## Given request
From the listing below, pull each line that includes "Inclination".

## Stored data

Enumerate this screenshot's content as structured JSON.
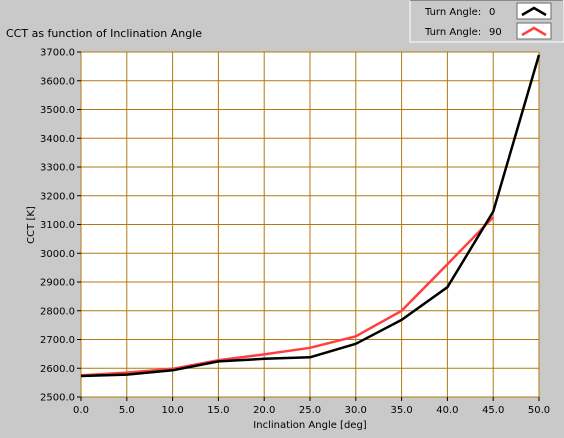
{
  "chart_data": {
    "type": "line",
    "title": "CCT as function of Inclination Angle",
    "xlabel": "Inclination Angle [deg]",
    "ylabel": "CCT [K]",
    "xlim": [
      0,
      50
    ],
    "ylim": [
      2500,
      3700
    ],
    "x_ticks": [
      "0.0",
      "5.0",
      "10.0",
      "15.0",
      "20.0",
      "25.0",
      "30.0",
      "35.0",
      "40.0",
      "45.0",
      "50.0"
    ],
    "y_ticks": [
      "2500.0",
      "2600.0",
      "2700.0",
      "2800.0",
      "2900.0",
      "3000.0",
      "3100.0",
      "3200.0",
      "3300.0",
      "3400.0",
      "3500.0",
      "3600.0",
      "3700.0"
    ],
    "grid": true,
    "legend_position": "top-right",
    "series": [
      {
        "name": "Turn Angle:",
        "value": "0",
        "color": "#000000",
        "x": [
          0,
          5,
          10,
          15,
          20,
          25,
          30,
          35,
          40,
          45,
          50
        ],
        "y": [
          2573,
          2578,
          2593,
          2624,
          2633,
          2638,
          2685,
          2768,
          2882,
          3145,
          3690
        ]
      },
      {
        "name": "Turn Angle:",
        "value": "90",
        "color": "#ff4040",
        "x": [
          0,
          5,
          10,
          15,
          20,
          25,
          30,
          35,
          40,
          45
        ],
        "y": [
          2575,
          2585,
          2598,
          2628,
          2648,
          2671,
          2711,
          2800,
          2962,
          3125
        ]
      }
    ]
  },
  "colors": {
    "background": "#c9c9c9",
    "plot_background": "#ffffff",
    "grid": "#b07a10"
  }
}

## Task output
    "title": "CCT as function of Inclination Angle",
    "xlabel": "Inclination Angle [deg]",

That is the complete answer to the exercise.